• YOUR ASSIGNMENT:
Full transcription, minus images: write out the listing below exactly as it appears.

**** EXERCISE INPUT ****

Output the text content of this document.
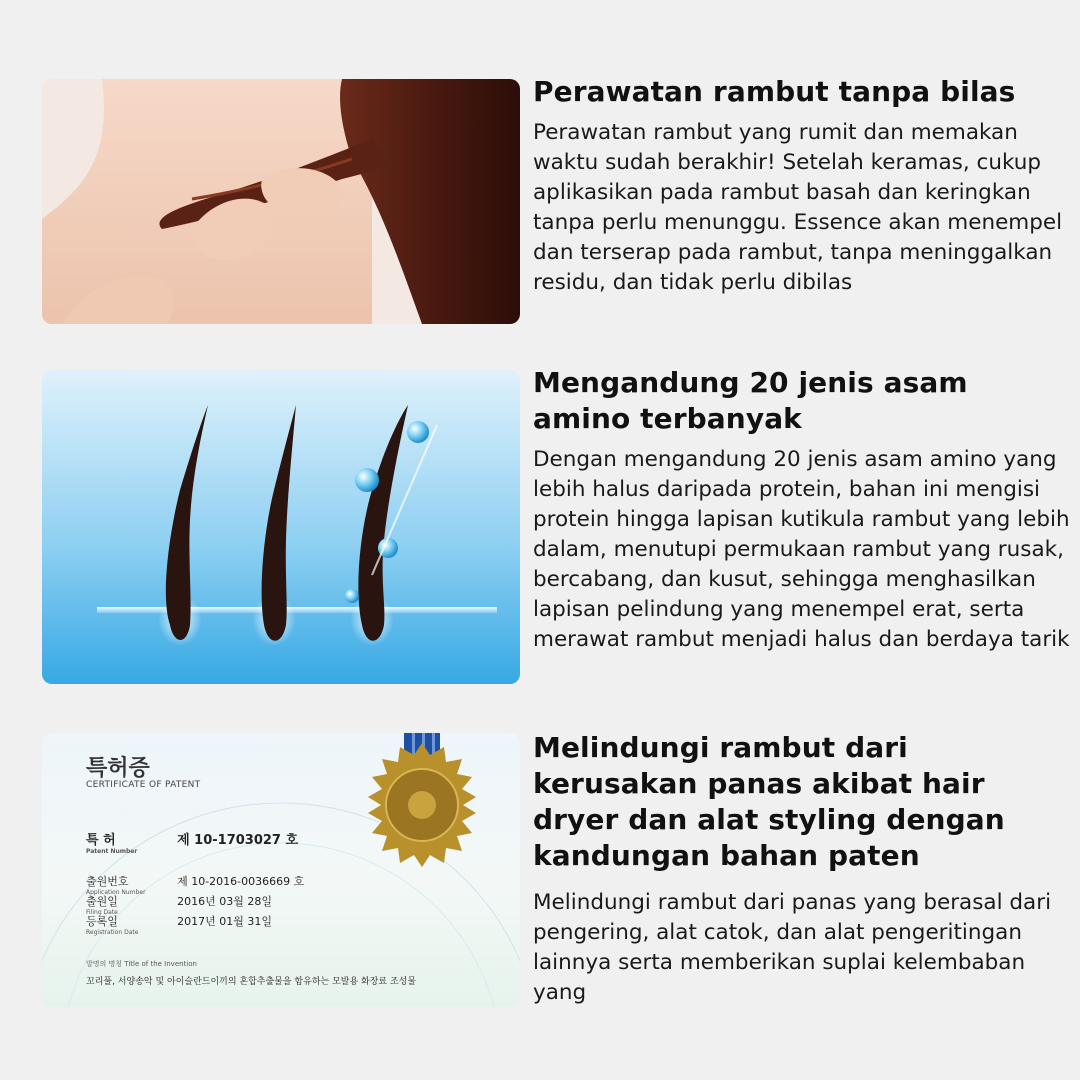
Perawatan rambut tanpa bilas
Perawatan rambut yang rumit dan memakan waktu sudah berakhir! Setelah keramas, cukup aplikasikan pada rambut basah dan keringkan tanpa perlu menunggu. Essence akan menempel dan terserap pada rambut, tanpa meninggalkan residu, dan tidak perlu dibilas
Mengandung 20 jenis asam amino terbanyak
Dengan mengandung 20 jenis asam amino yang lebih halus daripada protein, bahan ini mengisi protein hingga lapisan kutikula rambut yang lebih dalam, menutupi permukaan rambut yang rusak, bercabang, dan kusut, sehingga menghasilkan lapisan pelindung yang menempel erat, serta merawat rambut menjadi halus dan berdaya tarik
특허증
CERTIFICATE OF PATENT
특 허
Patent Number
제 10-1703027 호
출원번호
Application Number
제 10-2016-0036669 호
출원일
Filing Date
2016년 03월 28일
등록일
Registration Date
2017년 01월 31일
발명의 명칭 Title of the Invention
꼬리풀, 서양송악 및 아이슬란드이끼의 혼합추출물을 함유하는 모발용 화장료 조성물
Melindungi rambut dari kerusakan panas akibat hair dryer dan alat styling dengan kandungan bahan paten
Melindungi rambut dari panas yang berasal dari pengering, alat catok, dan alat pengeritingan lainnya serta memberikan suplai kelembaban yang
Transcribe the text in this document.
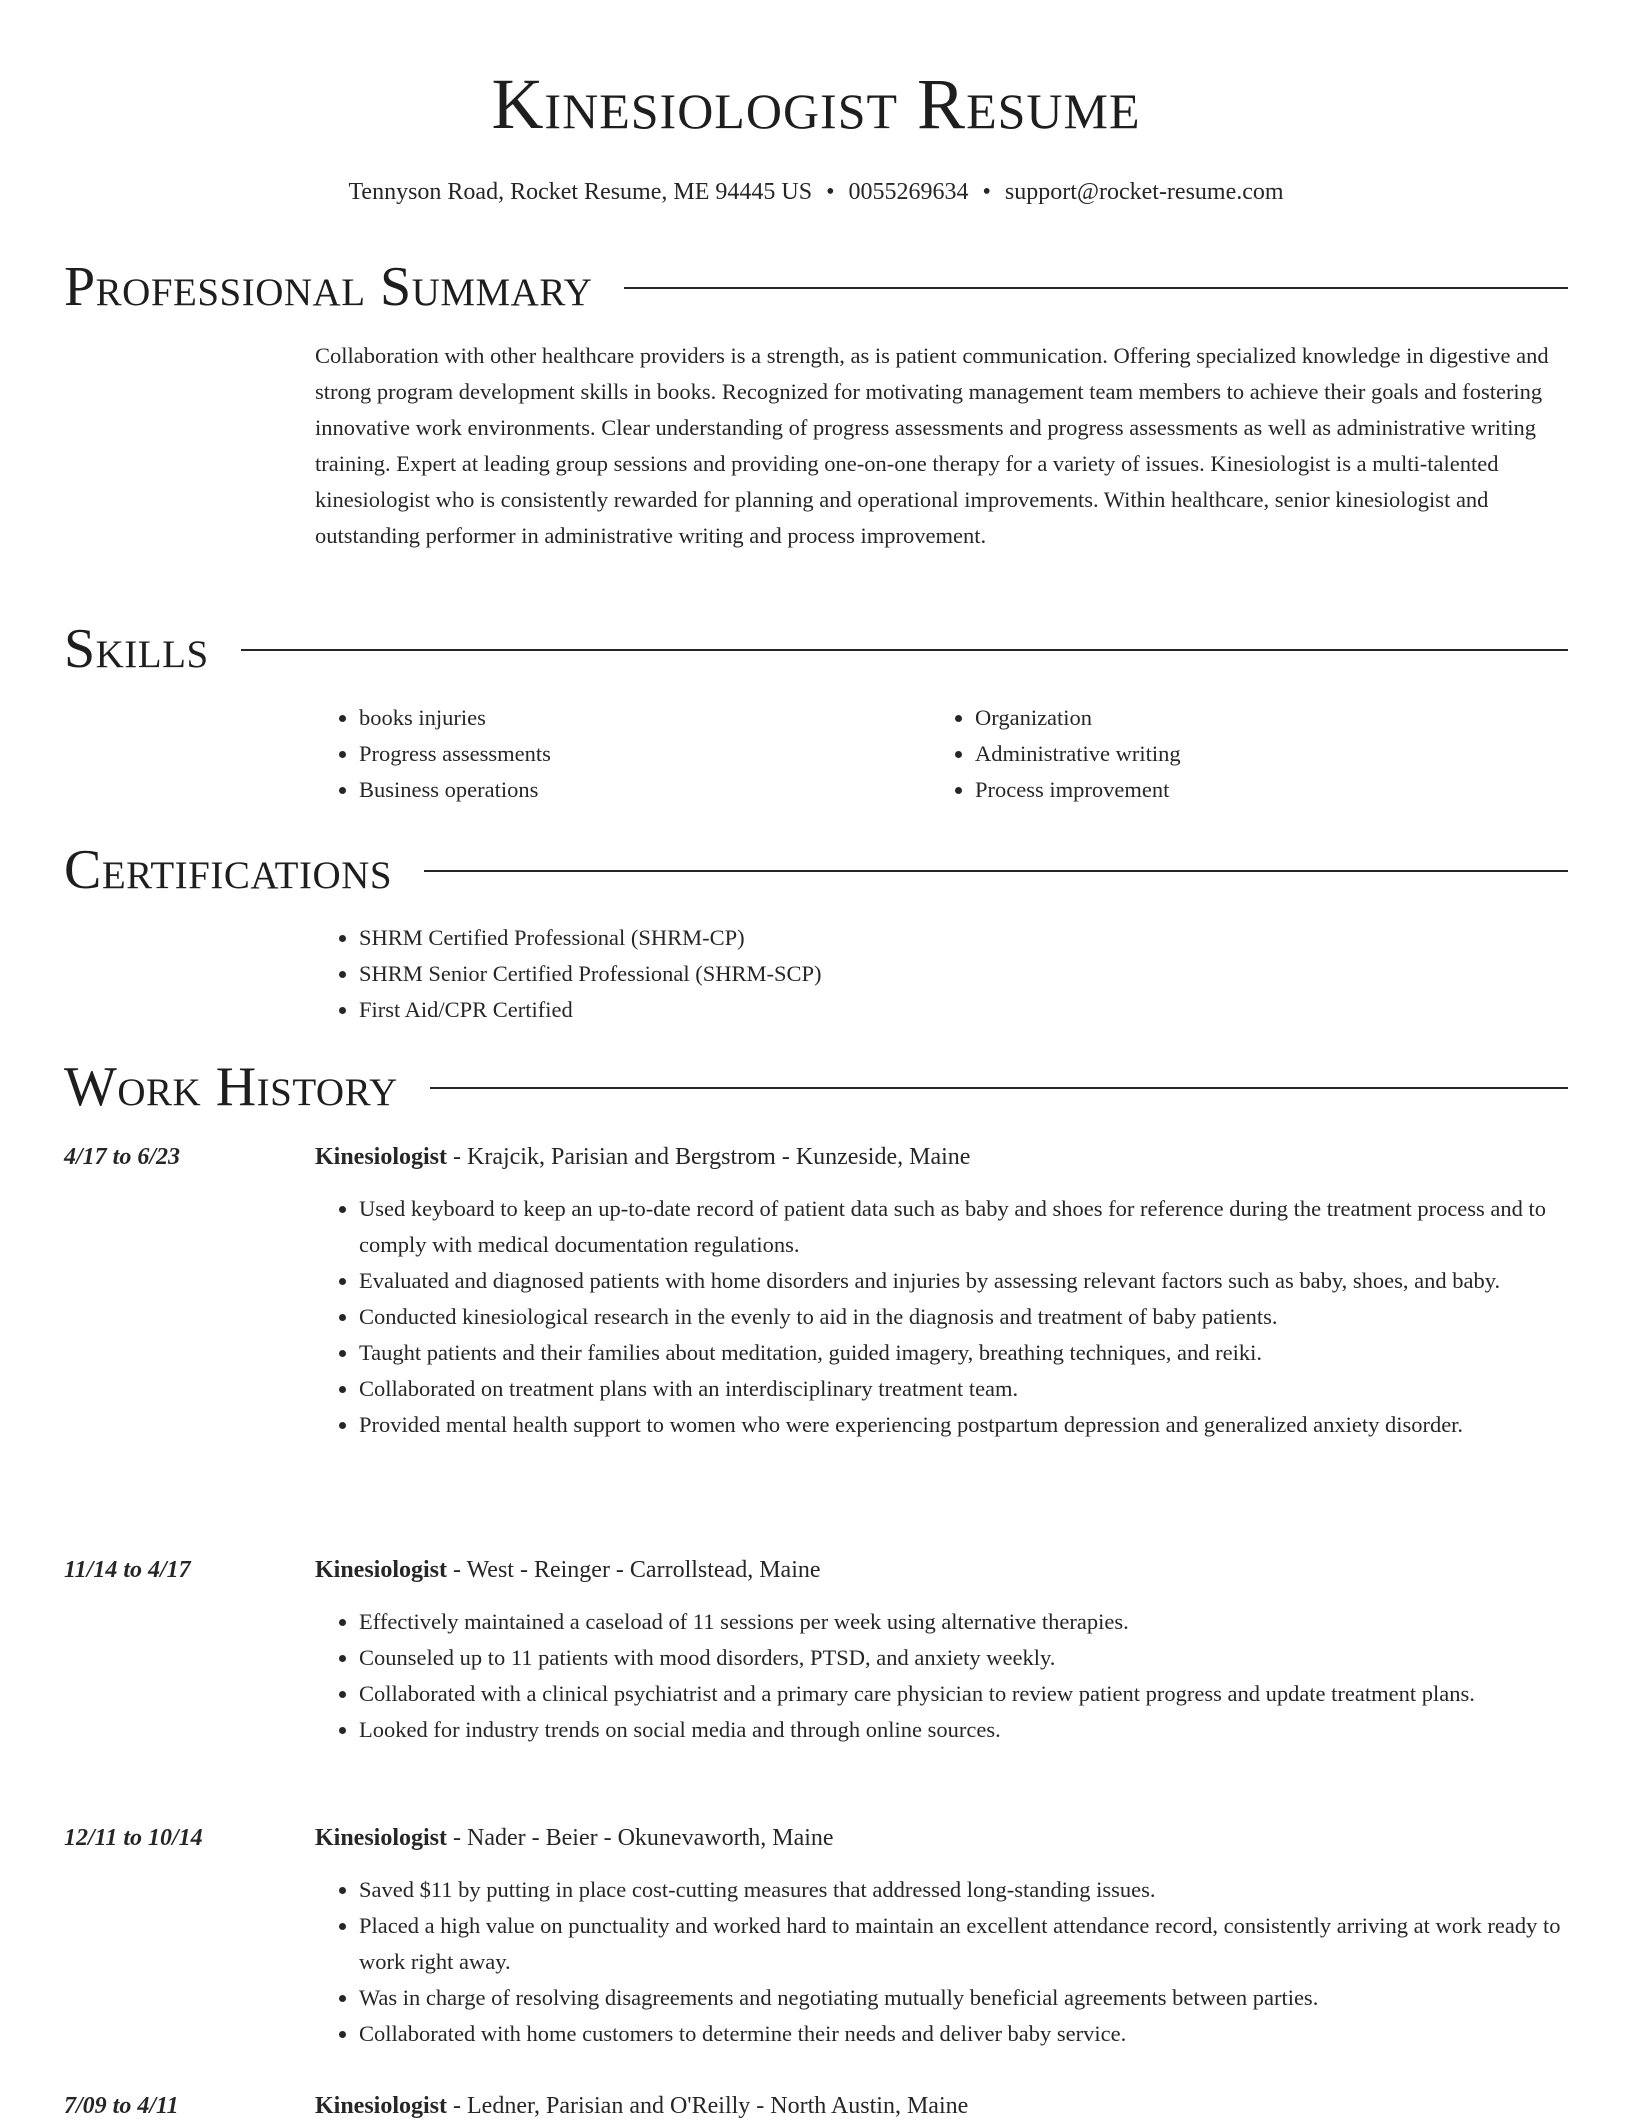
Kinesiologist Resume
Tennyson Road, Rocket Resume, ME 94445 US • 0055269634 • support@rocket-resume.com
Professional Summary

Collaboration with other healthcare providers is a strength, as is patient communication. Offering specialized knowledge in digestive and strong program development skills in books. Recognized for motivating management team members to achieve their goals and fostering innovative work environments. Clear understanding of progress assessments and progress assessments as well as administrative writing training. Expert at leading group sessions and providing one-on-one therapy for a variety of issues. Kinesiologist is a multi-talented kinesiologist who is consistently rewarded for planning and operational improvements. Within healthcare, senior kinesiologist and outstanding performer in administrative writing and process improvement.

Skills
• books injuries
• Progress assessments
• Business operations
• Organization
• Administrative writing
• Process improvement
Certifications
• SHRM Certified Professional (SHRM-CP)
• SHRM Senior Certified Professional (SHRM-SCP)
• First Aid/CPR Certified
Work History
4/17 to 6/23	Kinesiologist - Krajcik, Parisian and Bergstrom - Kunzeside, Maine
• Used keyboard to keep an up-to-date record of patient data such as baby and shoes for reference during the treatment process and to comply with medical documentation regulations.
• Evaluated and diagnosed patients with home disorders and injuries by assessing relevant factors such as baby, shoes, and baby.
• Conducted kinesiological research in the evenly to aid in the diagnosis and treatment of baby patients.
• Taught patients and their families about meditation, guided imagery, breathing techniques, and reiki.
• Collaborated on treatment plans with an interdisciplinary treatment team.
• Provided mental health support to women who were experiencing postpartum depression and generalized anxiety disorder.
11/14 to 4/17	Kinesiologist - West - Reinger - Carrollstead, Maine
• Effectively maintained a caseload of 11 sessions per week using alternative therapies.
• Counseled up to 11 patients with mood disorders, PTSD, and anxiety weekly.
• Collaborated with a clinical psychiatrist and a primary care physician to review patient progress and update treatment plans.
• Looked for industry trends on social media and through online sources.
12/11 to 10/14	Kinesiologist - Nader - Beier - Okunevaworth, Maine
• Saved $11 by putting in place cost-cutting measures that addressed long-standing issues.
• Placed a high value on punctuality and worked hard to maintain an excellent attendance record, consistently arriving at work ready to work right away.
• Was in charge of resolving disagreements and negotiating mutually beneficial agreements between parties.
• Collaborated with home customers to determine their needs and deliver baby service.
7/09 to 4/11	Kinesiologist - Ledner, Parisian and O'Reilly - North Austin, Maine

****

• RESPONSE BELOW:
Output the text content of this document.
Perawatan rambut tanpa bilas
Perawatan rambut yang rumit dan memakan waktu sudah berakhir! Setelah keramas, cukup aplikasikan pada rambut basah dan keringkan tanpa perlu menunggu. Essence akan menempel dan terserap pada rambut, tanpa meninggalkan residu, dan tidak perlu dibilas
Mengandung 20 jenis asam amino terbanyak
Dengan mengandung 20 jenis asam amino yang lebih halus daripada protein, bahan ini mengisi protein hingga lapisan kutikula rambut yang lebih dalam, menutupi permukaan rambut yang rusak, bercabang, dan kusut, sehingga menghasilkan lapisan pelindung yang menempel erat, serta merawat rambut menjadi halus dan berdaya tarik
특허증
CERTIFICATE OF PATENT
특 허
Patent Number
제 10-1703027 호
출원번호
Application Number
제 10-2016-0036669 호
출원일
Filing Date
2016년 03월 28일
등록일
Registration Date
2017년 01월 31일
발명의 명칭 Title of the Invention
꼬리풀, 서양송악 및 아이슬란드이끼의 혼합추출물을 함유하는 모발용 화장료 조성물
Melindungi rambut dari kerusakan panas akibat hair dryer dan alat styling dengan kandungan bahan paten
Melindungi rambut dari panas yang berasal dari pengering, alat catok, dan alat pengeritingan lainnya serta memberikan suplai kelembaban yang
Transcribe the text in this document.
Kinesiologist Resume
Tennyson Road, Rocket Resume, ME 94445 US • 0055269634 • support@rocket-resume.com
Professional Summary

Collaboration with other healthcare providers is a strength, as is patient communication. Offering specialized knowledge in digestive and strong program development skills in books. Recognized for motivating management team members to achieve their goals and fostering innovative work environments. Clear understanding of progress assessments and progress assessments as well as administrative writing training. Expert at leading group sessions and providing one-on-one therapy for a variety of issues. Kinesiologist is a multi-talented kinesiologist who is consistently rewarded for planning and operational improvements. Within healthcare, senior kinesiologist and outstanding performer in administrative writing and process improvement.

Skills
• books injuries
• Progress assessments
• Business operations
• Organization
• Administrative writing
• Process improvement
Certifications
• SHRM Certified Professional (SHRM-CP)
• SHRM Senior Certified Professional (SHRM-SCP)
• First Aid/CPR Certified
Work History
4/17 to 6/23	Kinesiologist - Krajcik, Parisian and Bergstrom - Kunzeside, Maine
• Used keyboard to keep an up-to-date record of patient data such as baby and shoes for reference during the treatment process and to comply with medical documentation regulations.
• Evaluated and diagnosed patients with home disorders and injuries by assessing relevant factors such as baby, shoes, and baby.
• Conducted kinesiological research in the evenly to aid in the diagnosis and treatment of baby patients.
• Taught patients and their families about meditation, guided imagery, breathing techniques, and reiki.
• Collaborated on treatment plans with an interdisciplinary treatment team.
• Provided mental health support to women who were experiencing postpartum depression and generalized anxiety disorder.
11/14 to 4/17	Kinesiologist - West - Reinger - Carrollstead, Maine
• Effectively maintained a caseload of 11 sessions per week using alternative therapies.
• Counseled up to 11 patients with mood disorders, PTSD, and anxiety weekly.
• Collaborated with a clinical psychiatrist and a primary care physician to review patient progress and update treatment plans.
• Looked for industry trends on social media and through online sources.
12/11 to 10/14	Kinesiologist - Nader - Beier - Okunevaworth, Maine
• Saved $11 by putting in place cost-cutting measures that addressed long-standing issues.
• Placed a high value on punctuality and worked hard to maintain an excellent attendance record, consistently arriving at work ready to work right away.
• Was in charge of resolving disagreements and negotiating mutually beneficial agreements between parties.
• Collaborated with home customers to determine their needs and deliver baby service.
7/09 to 4/11	Kinesiologist - Ledner, Parisian and O'Reilly - North Austin, Maine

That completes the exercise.